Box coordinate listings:
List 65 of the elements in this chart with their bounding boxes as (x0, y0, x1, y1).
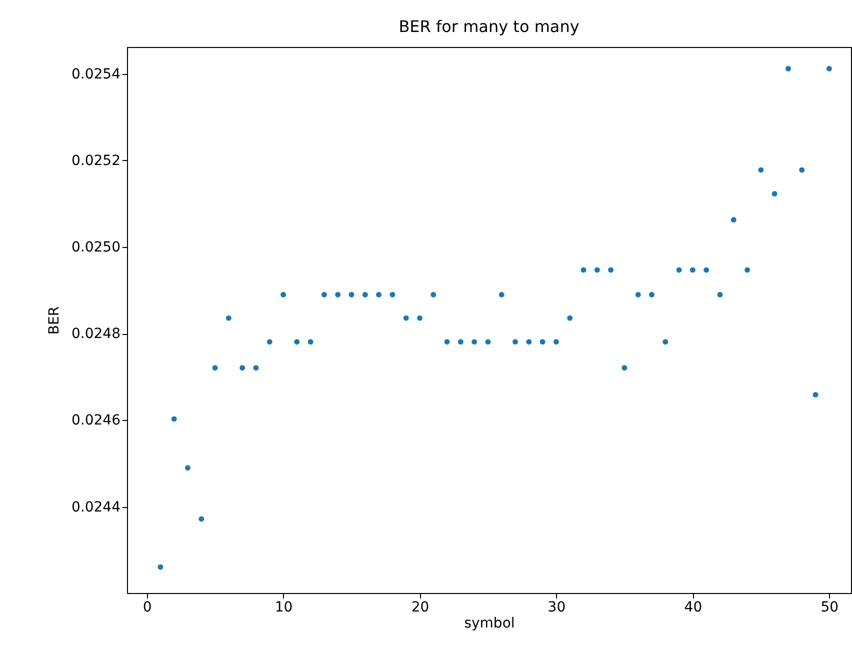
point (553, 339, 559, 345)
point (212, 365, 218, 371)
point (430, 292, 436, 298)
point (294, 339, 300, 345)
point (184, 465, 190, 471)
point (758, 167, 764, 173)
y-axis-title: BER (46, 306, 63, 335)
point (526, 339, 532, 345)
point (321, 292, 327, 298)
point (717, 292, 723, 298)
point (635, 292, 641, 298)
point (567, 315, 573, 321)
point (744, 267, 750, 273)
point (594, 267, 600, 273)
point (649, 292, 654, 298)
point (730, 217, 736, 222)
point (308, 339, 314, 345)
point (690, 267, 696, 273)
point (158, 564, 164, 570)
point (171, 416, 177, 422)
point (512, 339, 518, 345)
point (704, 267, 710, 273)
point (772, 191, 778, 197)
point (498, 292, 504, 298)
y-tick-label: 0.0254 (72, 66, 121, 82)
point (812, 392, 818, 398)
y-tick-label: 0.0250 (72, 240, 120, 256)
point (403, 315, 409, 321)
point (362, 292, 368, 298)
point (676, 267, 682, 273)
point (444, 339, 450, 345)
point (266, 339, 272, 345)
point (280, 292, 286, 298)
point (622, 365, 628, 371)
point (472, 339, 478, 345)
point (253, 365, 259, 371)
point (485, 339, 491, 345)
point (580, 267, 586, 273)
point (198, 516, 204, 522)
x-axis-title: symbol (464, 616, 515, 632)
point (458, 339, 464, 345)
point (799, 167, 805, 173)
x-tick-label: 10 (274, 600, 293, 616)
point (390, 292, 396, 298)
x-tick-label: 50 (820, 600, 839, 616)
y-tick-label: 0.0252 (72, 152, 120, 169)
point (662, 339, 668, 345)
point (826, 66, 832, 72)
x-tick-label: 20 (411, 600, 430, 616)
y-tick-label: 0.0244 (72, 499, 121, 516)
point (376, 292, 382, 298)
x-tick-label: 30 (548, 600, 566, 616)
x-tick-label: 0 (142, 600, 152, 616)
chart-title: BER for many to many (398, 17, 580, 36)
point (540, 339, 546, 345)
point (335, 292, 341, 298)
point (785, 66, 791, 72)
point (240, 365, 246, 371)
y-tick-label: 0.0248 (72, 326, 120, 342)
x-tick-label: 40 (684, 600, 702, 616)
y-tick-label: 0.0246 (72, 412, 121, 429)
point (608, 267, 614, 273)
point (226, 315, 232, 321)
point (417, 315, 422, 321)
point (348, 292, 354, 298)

==

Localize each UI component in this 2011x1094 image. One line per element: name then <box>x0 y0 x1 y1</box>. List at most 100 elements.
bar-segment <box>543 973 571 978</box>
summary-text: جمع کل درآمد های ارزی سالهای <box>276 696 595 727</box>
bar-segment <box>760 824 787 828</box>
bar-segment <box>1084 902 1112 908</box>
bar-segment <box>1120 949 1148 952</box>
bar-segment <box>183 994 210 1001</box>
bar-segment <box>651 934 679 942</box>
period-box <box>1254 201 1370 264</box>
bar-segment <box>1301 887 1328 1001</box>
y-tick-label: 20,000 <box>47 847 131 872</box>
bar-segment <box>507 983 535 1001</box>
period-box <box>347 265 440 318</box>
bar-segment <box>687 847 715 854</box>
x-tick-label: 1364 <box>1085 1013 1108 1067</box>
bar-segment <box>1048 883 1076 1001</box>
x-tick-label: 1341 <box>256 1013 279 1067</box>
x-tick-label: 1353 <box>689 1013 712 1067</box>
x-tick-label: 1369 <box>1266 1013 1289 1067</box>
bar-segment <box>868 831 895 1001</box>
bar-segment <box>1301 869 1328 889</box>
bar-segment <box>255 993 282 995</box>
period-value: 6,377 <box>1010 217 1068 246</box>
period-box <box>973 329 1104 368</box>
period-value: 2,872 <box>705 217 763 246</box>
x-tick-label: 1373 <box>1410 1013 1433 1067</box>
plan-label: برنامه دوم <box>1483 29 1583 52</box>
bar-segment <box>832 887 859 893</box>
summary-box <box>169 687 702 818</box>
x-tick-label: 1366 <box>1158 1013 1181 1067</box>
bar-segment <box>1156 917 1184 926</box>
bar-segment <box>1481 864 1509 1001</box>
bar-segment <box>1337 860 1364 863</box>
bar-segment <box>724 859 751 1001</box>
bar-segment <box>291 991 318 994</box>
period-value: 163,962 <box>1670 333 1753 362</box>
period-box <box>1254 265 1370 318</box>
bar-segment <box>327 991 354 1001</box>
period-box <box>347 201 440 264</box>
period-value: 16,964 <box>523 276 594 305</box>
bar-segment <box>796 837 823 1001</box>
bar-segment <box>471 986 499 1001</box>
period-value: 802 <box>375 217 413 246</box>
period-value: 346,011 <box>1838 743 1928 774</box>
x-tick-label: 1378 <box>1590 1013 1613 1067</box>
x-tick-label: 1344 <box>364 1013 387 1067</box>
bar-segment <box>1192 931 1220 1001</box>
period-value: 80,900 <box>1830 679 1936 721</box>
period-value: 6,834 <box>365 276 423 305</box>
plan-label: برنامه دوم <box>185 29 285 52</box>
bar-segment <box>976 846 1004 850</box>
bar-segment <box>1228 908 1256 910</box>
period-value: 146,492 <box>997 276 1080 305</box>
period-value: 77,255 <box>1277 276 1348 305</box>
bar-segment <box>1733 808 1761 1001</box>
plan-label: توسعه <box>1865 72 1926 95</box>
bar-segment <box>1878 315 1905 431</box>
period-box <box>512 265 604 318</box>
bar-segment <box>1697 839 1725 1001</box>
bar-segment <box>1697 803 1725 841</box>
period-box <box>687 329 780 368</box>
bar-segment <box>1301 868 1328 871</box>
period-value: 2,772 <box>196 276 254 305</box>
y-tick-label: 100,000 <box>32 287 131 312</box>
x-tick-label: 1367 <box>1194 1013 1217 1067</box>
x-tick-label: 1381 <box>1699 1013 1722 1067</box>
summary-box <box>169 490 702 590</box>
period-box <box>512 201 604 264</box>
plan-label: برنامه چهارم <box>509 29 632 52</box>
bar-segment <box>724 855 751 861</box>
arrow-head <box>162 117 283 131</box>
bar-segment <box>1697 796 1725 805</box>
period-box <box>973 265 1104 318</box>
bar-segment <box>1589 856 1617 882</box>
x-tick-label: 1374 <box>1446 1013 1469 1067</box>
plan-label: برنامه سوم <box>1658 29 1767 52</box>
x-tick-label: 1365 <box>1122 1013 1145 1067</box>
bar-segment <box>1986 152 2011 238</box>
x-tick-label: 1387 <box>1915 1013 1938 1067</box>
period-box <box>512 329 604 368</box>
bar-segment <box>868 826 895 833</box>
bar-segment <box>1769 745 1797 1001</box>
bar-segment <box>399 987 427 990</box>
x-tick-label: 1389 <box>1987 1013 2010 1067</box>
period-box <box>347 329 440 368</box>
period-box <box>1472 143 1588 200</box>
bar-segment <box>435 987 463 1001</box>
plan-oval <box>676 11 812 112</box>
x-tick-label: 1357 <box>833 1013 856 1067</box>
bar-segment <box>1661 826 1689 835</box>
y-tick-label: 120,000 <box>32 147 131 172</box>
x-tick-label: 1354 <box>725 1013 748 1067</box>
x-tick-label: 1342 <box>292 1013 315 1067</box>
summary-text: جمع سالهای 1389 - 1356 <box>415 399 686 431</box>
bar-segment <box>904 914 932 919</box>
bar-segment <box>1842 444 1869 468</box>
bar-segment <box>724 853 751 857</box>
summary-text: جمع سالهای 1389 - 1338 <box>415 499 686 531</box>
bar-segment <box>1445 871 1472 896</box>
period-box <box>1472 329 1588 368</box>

▸ TASK PROMPT:
Reproduce word for word the lines running from the one containing "point (553, 339, 559, 345)" through the one containing "point (321, 292, 327, 298)", with both of those lines included.

▸ ANSWER TO THE EXERCISE:
point (553, 339, 559, 345)
point (212, 365, 218, 371)
point (430, 292, 436, 298)
point (294, 339, 300, 345)
point (184, 465, 190, 471)
point (758, 167, 764, 173)
y-axis-title: BER (46, 306, 63, 335)
point (526, 339, 532, 345)
point (321, 292, 327, 298)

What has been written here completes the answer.